▶ REQUEST A
In the article about the Madoff scandal, translate this sentence into Spanish: "Many of the investors who lost money went to Madoff on the advice of friends and financial advisors."
▶ REQUEST B
According to the article about the Madoff scandal, how many sessions did Rabbi Shlomo Levin's class have?

▶ SOURCE DOCUMENT
Madoff scandal inspires shul to probe Jewish financial laws
Madoff scandal inspires shul to probe Jewish financial laws
By Leon Cohen
of The Chronicle staff

There is no moral ambiguity, Jewish or otherwise, about what financier Bernard Madoff has been accused of doing, according to Rabbi Shlomo Levin of Lake Park Synagogue.


Rabbi Shlomo Levin
The “Ponzi scheme” by which Madoff Securities, according to the Dec. 13 New York Daily News, was “paying off early investors with funds from subsequent clients to keep the illusion of profit alive” was clearly a form of stealing and lying.

His actions, said the Daily News, “may have resulted in $50 billion in losses — perhaps the biggest scam in Wall Street history.”

But Madoff, 70, is Jewish, was a large contributor to Jewish charities and well-connected in the Jewish community, and has sons who were among those who turned him in to the Securities and Exchange Commission.

These issues have inspired a lot of conversation in the Jewish community. For example, just weeks after the scandal began to unfold, graduate students at New York’s Yeshiva University began debating whether Madoff’s actions were sins, and whether it mattered that he was Jewish.

“There’s been a lot of discussion among rabbis about the status of monetary ethics in the Jewish community,” said Levin, whose congregants approached him about presenting a class on the ethical issues.

That three-session class ended this week, but The Chronicle had a conversation with Levin last week about the issues and findings of the class’s first two sessions.

Advice and charity

The first class focused on the question of “responsibility for bad advice,” said Levin. Many of the investors who lost money went to Madoff on the advice of friends and financial advisors. Under Jewish law, are these advisors liable in any way?

▶ GIVEN MATERIAL
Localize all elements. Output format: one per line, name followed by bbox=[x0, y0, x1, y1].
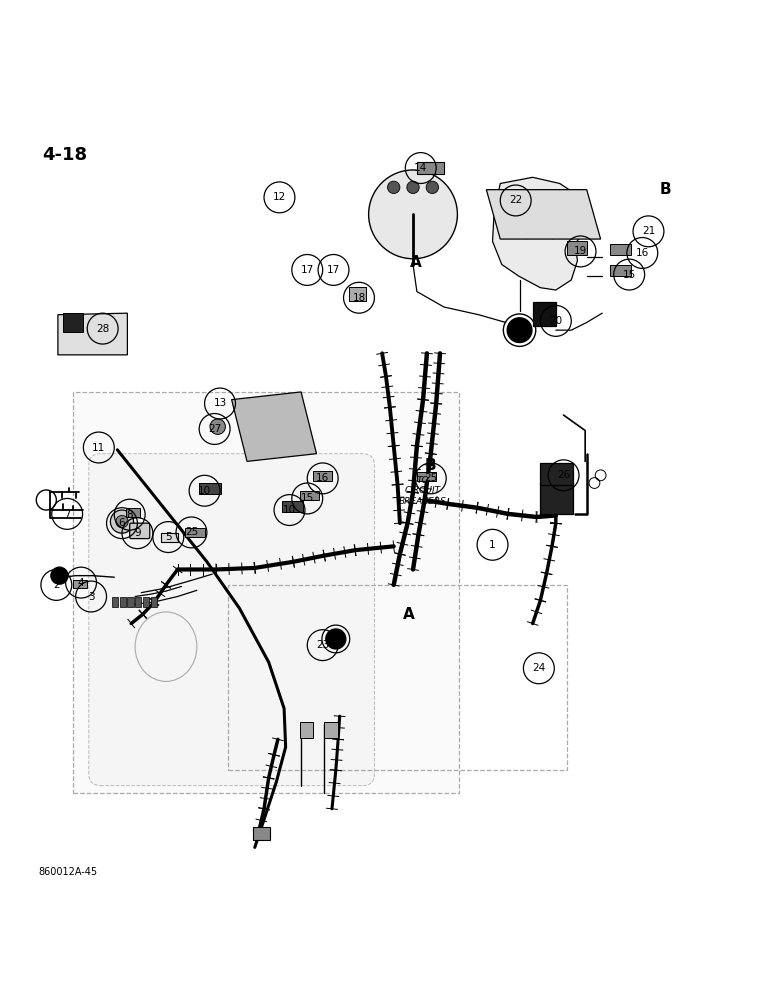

▶ EXERCISE RESULT A
Muchos de los inversionistas que perdieron dinero acudieron a Madoff por consejo de amigos y asesores financieros.

▶ EXERCISE RESULT B
Three sessions.